■ GIVEN PROBLEM
Your task is to gather the lines below that hold the string "Lipsku".
________________________
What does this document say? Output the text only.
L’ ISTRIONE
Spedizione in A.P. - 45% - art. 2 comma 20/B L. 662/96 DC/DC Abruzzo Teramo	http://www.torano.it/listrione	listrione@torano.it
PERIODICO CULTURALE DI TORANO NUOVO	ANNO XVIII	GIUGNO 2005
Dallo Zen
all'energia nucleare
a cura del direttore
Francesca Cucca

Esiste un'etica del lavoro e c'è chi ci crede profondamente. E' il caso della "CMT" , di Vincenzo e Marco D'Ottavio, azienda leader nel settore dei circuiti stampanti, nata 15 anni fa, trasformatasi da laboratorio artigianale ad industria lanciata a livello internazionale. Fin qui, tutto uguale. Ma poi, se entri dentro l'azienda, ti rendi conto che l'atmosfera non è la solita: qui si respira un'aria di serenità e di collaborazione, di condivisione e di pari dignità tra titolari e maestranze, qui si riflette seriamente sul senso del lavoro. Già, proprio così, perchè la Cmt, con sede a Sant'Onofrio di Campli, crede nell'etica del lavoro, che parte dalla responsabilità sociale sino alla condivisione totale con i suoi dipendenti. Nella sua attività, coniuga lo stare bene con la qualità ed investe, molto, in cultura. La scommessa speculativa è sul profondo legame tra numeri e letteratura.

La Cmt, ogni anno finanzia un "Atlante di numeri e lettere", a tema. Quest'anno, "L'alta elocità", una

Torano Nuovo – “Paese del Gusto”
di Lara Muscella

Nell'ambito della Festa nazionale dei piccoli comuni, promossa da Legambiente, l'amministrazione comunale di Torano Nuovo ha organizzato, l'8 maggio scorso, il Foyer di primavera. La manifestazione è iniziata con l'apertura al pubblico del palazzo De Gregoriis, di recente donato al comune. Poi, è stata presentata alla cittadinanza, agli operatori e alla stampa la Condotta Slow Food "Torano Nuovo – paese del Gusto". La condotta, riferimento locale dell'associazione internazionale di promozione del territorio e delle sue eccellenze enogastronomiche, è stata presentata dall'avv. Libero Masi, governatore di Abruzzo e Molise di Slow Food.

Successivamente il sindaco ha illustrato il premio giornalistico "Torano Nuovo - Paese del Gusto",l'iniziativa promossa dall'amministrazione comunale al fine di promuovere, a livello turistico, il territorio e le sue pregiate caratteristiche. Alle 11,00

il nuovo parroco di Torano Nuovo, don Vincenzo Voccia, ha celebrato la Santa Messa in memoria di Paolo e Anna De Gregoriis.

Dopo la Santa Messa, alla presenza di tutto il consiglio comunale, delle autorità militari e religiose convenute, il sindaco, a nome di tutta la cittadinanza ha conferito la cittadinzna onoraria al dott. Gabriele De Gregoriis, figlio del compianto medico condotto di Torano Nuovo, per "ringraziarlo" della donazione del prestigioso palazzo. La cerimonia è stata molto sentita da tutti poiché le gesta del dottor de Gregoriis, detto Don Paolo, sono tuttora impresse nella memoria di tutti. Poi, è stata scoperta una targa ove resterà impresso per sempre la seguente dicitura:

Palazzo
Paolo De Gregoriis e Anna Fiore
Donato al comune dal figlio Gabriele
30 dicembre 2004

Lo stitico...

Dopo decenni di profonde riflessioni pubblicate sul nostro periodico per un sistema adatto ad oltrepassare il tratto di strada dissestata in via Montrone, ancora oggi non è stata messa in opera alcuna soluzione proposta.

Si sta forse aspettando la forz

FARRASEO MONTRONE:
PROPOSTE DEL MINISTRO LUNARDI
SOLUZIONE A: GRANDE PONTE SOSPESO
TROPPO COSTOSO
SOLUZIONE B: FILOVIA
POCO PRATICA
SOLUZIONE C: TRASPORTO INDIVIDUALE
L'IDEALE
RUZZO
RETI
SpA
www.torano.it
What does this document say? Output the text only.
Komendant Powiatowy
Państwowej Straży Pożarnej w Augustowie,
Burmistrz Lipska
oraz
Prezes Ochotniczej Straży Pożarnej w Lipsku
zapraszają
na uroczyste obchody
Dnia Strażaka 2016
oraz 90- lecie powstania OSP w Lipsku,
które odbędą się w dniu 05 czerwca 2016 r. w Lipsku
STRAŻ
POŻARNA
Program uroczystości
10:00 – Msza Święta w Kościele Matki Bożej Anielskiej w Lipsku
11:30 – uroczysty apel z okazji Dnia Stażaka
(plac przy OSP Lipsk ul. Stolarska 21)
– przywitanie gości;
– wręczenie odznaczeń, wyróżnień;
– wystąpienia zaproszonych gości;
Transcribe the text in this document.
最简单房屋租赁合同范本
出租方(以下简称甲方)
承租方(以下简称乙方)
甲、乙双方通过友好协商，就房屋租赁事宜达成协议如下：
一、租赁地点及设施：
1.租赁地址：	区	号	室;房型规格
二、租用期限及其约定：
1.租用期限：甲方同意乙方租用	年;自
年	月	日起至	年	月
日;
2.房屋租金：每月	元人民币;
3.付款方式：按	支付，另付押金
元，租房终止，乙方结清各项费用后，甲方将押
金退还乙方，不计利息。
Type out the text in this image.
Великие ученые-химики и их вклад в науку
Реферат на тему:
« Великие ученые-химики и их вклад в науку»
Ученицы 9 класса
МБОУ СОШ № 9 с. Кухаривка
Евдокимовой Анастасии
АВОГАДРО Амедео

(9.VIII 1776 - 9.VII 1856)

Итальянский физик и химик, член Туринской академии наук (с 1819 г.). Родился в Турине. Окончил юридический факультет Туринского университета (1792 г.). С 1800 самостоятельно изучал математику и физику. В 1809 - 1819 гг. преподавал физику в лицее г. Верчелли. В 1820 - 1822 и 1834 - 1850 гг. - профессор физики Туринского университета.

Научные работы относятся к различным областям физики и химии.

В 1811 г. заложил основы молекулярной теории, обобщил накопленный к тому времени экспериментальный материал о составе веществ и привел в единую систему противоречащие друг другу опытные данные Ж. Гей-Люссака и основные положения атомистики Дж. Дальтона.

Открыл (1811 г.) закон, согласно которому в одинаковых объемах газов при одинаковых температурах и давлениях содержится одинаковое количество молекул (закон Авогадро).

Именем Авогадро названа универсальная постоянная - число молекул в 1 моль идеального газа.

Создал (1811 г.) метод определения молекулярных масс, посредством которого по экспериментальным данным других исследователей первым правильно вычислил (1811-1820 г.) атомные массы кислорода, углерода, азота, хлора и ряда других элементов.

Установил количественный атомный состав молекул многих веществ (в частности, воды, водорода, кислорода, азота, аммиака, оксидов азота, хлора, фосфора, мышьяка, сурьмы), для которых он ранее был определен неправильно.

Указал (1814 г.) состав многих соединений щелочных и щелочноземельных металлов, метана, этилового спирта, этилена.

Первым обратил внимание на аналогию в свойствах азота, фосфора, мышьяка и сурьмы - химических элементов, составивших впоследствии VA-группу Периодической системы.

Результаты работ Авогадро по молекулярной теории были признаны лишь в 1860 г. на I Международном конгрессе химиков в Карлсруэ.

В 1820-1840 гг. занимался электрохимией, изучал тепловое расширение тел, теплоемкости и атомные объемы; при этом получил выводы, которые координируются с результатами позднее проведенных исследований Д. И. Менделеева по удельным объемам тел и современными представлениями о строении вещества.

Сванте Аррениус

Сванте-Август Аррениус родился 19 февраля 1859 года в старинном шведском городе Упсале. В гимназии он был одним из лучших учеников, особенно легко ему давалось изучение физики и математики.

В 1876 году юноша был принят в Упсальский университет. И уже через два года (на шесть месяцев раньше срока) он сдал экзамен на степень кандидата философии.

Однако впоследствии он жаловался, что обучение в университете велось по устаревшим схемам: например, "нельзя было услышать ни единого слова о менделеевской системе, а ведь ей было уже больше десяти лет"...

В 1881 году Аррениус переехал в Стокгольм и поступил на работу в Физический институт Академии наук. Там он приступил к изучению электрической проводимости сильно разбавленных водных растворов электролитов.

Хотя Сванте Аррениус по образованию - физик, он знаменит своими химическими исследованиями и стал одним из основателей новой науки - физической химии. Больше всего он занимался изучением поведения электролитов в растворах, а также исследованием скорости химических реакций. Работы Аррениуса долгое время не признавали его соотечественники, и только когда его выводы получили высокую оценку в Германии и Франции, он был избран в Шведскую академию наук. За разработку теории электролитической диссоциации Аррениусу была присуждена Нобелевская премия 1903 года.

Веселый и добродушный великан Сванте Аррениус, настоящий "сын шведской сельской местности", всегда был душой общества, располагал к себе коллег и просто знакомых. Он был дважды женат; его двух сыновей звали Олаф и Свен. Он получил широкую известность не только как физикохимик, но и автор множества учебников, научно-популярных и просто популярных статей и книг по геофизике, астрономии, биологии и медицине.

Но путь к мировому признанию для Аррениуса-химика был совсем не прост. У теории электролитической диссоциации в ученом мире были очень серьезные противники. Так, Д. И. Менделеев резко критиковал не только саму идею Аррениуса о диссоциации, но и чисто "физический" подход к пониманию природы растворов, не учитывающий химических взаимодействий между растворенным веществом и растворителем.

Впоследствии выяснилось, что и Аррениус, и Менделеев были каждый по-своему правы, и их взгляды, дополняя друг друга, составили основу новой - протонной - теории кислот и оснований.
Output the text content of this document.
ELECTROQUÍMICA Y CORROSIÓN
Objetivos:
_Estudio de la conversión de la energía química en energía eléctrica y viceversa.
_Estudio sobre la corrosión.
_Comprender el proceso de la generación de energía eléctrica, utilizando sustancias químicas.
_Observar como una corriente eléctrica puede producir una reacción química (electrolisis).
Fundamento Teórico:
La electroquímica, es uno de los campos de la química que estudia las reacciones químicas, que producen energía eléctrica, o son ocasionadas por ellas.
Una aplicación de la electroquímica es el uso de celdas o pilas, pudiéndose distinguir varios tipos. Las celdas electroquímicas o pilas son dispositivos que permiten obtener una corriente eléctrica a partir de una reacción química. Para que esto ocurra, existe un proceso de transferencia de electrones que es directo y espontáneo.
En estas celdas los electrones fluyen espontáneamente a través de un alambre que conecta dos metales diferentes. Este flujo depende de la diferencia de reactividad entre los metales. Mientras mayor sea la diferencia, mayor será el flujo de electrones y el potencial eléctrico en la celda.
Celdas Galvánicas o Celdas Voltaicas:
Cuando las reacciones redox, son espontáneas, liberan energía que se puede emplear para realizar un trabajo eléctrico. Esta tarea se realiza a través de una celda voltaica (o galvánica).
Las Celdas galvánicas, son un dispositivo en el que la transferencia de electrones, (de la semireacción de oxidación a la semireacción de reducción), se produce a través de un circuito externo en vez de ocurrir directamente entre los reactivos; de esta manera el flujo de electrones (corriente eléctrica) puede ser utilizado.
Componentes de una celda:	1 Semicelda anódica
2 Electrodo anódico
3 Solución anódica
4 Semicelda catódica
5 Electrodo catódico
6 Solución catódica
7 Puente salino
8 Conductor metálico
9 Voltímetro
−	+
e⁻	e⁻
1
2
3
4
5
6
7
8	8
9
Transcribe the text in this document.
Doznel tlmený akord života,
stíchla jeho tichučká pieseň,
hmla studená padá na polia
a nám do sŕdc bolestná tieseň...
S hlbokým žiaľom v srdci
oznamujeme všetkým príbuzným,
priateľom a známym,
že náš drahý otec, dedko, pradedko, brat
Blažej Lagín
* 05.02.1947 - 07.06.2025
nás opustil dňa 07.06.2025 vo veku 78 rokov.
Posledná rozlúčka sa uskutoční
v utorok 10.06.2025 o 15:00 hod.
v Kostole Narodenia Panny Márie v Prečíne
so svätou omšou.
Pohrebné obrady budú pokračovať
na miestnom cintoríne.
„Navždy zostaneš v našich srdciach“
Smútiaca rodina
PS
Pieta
________________________
■ REPLY TO THE EXERCISE
Prezes Ochotniczej Straży Pożarnej w Lipsku
oraz 90- lecie powstania OSP w Lipsku,
które odbędą się w dniu 05 czerwca 2016 r. w Lipsku
10:00 – Msza Święta w Kościele Matki Bożej Anielskiej w Lipsku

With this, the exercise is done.